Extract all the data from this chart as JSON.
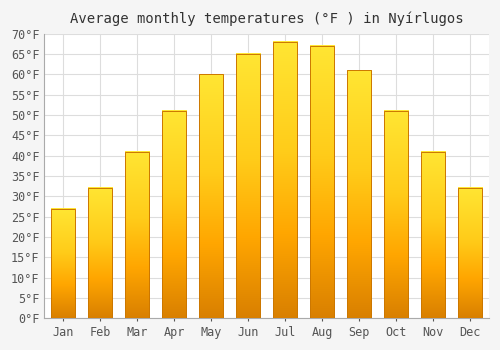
{
  "title": "Average monthly temperatures (°F ) in Nyírlugos",
  "months": [
    "Jan",
    "Feb",
    "Mar",
    "Apr",
    "May",
    "Jun",
    "Jul",
    "Aug",
    "Sep",
    "Oct",
    "Nov",
    "Dec"
  ],
  "values": [
    27,
    32,
    41,
    51,
    60,
    65,
    68,
    67,
    61,
    51,
    41,
    32
  ],
  "bar_color_top": "#FFD966",
  "bar_color_mid": "#FFA500",
  "bar_color_bottom": "#E08000",
  "background_color": "#f5f5f5",
  "plot_bg_color": "#ffffff",
  "grid_color": "#dddddd",
  "border_color": "#aaaaaa",
  "ylim": [
    0,
    70
  ],
  "yticks": [
    0,
    5,
    10,
    15,
    20,
    25,
    30,
    35,
    40,
    45,
    50,
    55,
    60,
    65,
    70
  ],
  "title_fontsize": 10,
  "tick_fontsize": 8.5,
  "font_family": "monospace",
  "bar_width": 0.65
}
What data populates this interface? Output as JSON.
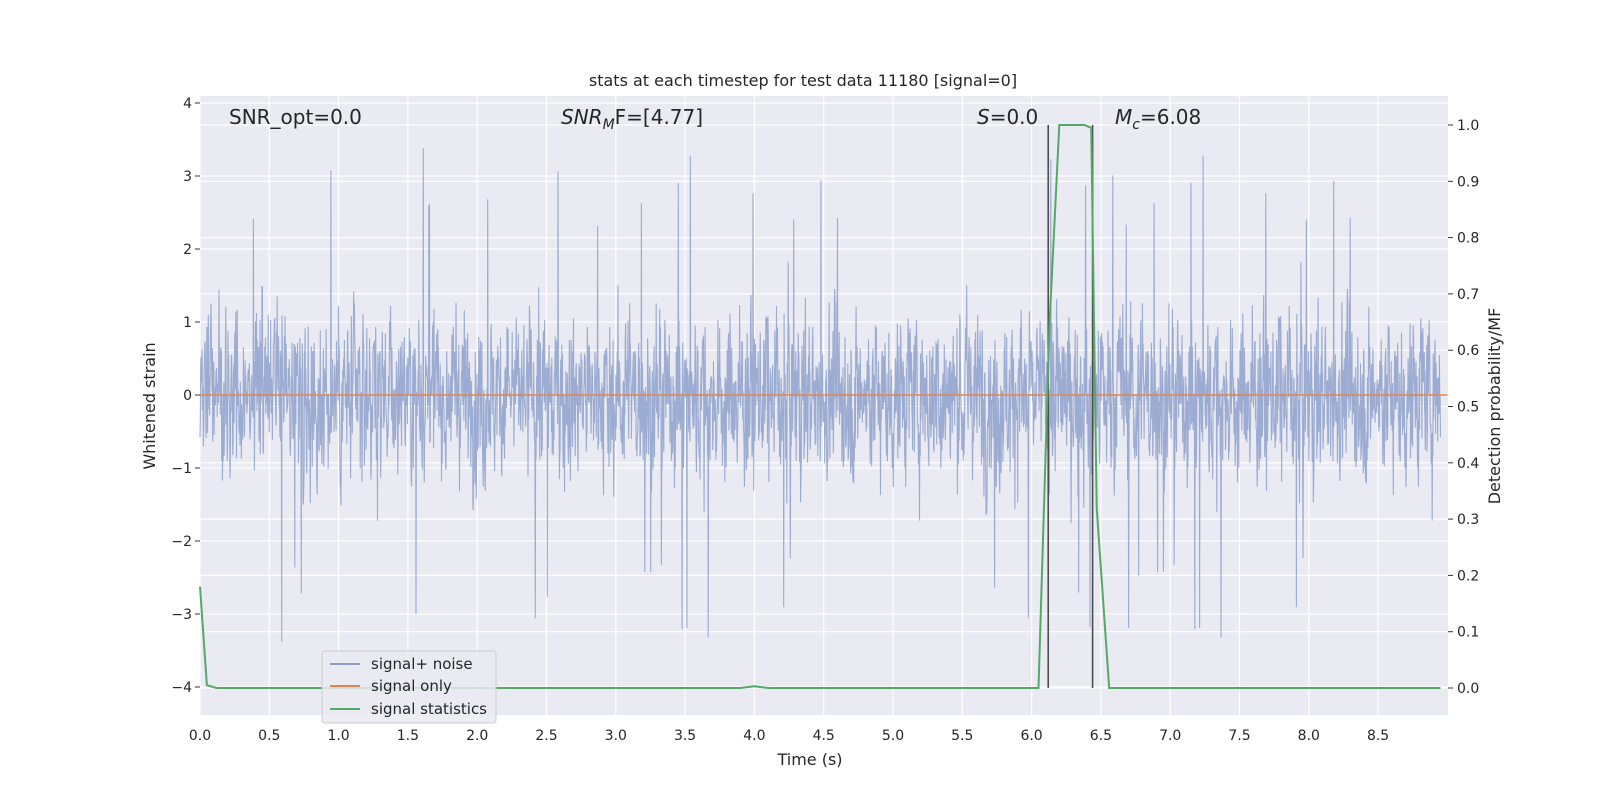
{
  "chart_data": {
    "type": "line",
    "title": "stats at each timestep for test data 11180 [signal=0]",
    "xlabel": "Time (s)",
    "ylabel_left": "Whitened strain",
    "ylabel_right": "Detection probability/MF",
    "xlim": [
      0.0,
      9.0
    ],
    "ylim_left": [
      -4.4,
      4.1
    ],
    "ylim_right": [
      -0.045,
      1.045
    ],
    "x_ticks": [
      "0.0",
      "0.5",
      "1.0",
      "1.5",
      "2.0",
      "2.5",
      "3.0",
      "3.5",
      "4.0",
      "4.5",
      "5.0",
      "5.5",
      "6.0",
      "6.5",
      "7.0",
      "7.5",
      "8.0",
      "8.5"
    ],
    "y_left_ticks": [
      "−4",
      "−3",
      "−2",
      "−1",
      "0",
      "1",
      "2",
      "3",
      "4"
    ],
    "y_right_ticks": [
      "0.0",
      "0.1",
      "0.2",
      "0.3",
      "0.4",
      "0.5",
      "0.6",
      "0.7",
      "0.8",
      "0.9",
      "1.0"
    ],
    "grid": true,
    "legend_position": "lower-left",
    "annotations": {
      "snr_opt": "SNR_opt=0.0",
      "snr_mf_a": "SNR",
      "snr_mf_sub": "M",
      "snr_mf_b": "F=[4.77]",
      "s_a": "S",
      "s_b": "=0.0",
      "mc_a": "M",
      "mc_sub": "c",
      "mc_b": "=6.08"
    },
    "series": [
      {
        "name": "signal+ noise",
        "axis": "left",
        "color": "#8da0cb",
        "description_values": "whitened noise envelope, roughly within [-4, 3.7]",
        "envelope": {
          "upper_typical": 1.4,
          "upper_max": 3.7,
          "lower_typical": -1.5,
          "lower_min": -4.0
        }
      },
      {
        "name": "signal only",
        "axis": "left",
        "color": "#dd8452",
        "x": [
          0.0,
          9.0
        ],
        "y": [
          0.0,
          0.0
        ]
      },
      {
        "name": "signal statistics",
        "axis": "right",
        "color": "#55a868",
        "x": [
          0.0,
          0.05,
          0.12,
          3.9,
          4.0,
          4.1,
          6.05,
          6.13,
          6.2,
          6.38,
          6.43,
          6.47,
          6.56,
          8.95
        ],
        "y": [
          0.18,
          0.005,
          0.0,
          0.0,
          0.003,
          0.0,
          0.0,
          0.65,
          1.0,
          1.0,
          0.995,
          0.32,
          0.0,
          0.0
        ]
      }
    ],
    "vertical_markers": [
      6.12,
      6.44
    ],
    "marker_color": "#4d4d4d"
  }
}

_Exercise description_
Scan the listing above for the word "this" and show each line where it is found.

_Exercise response_
Extract all the data from this chart as JSON.
What data populates this interface? Output as JSON.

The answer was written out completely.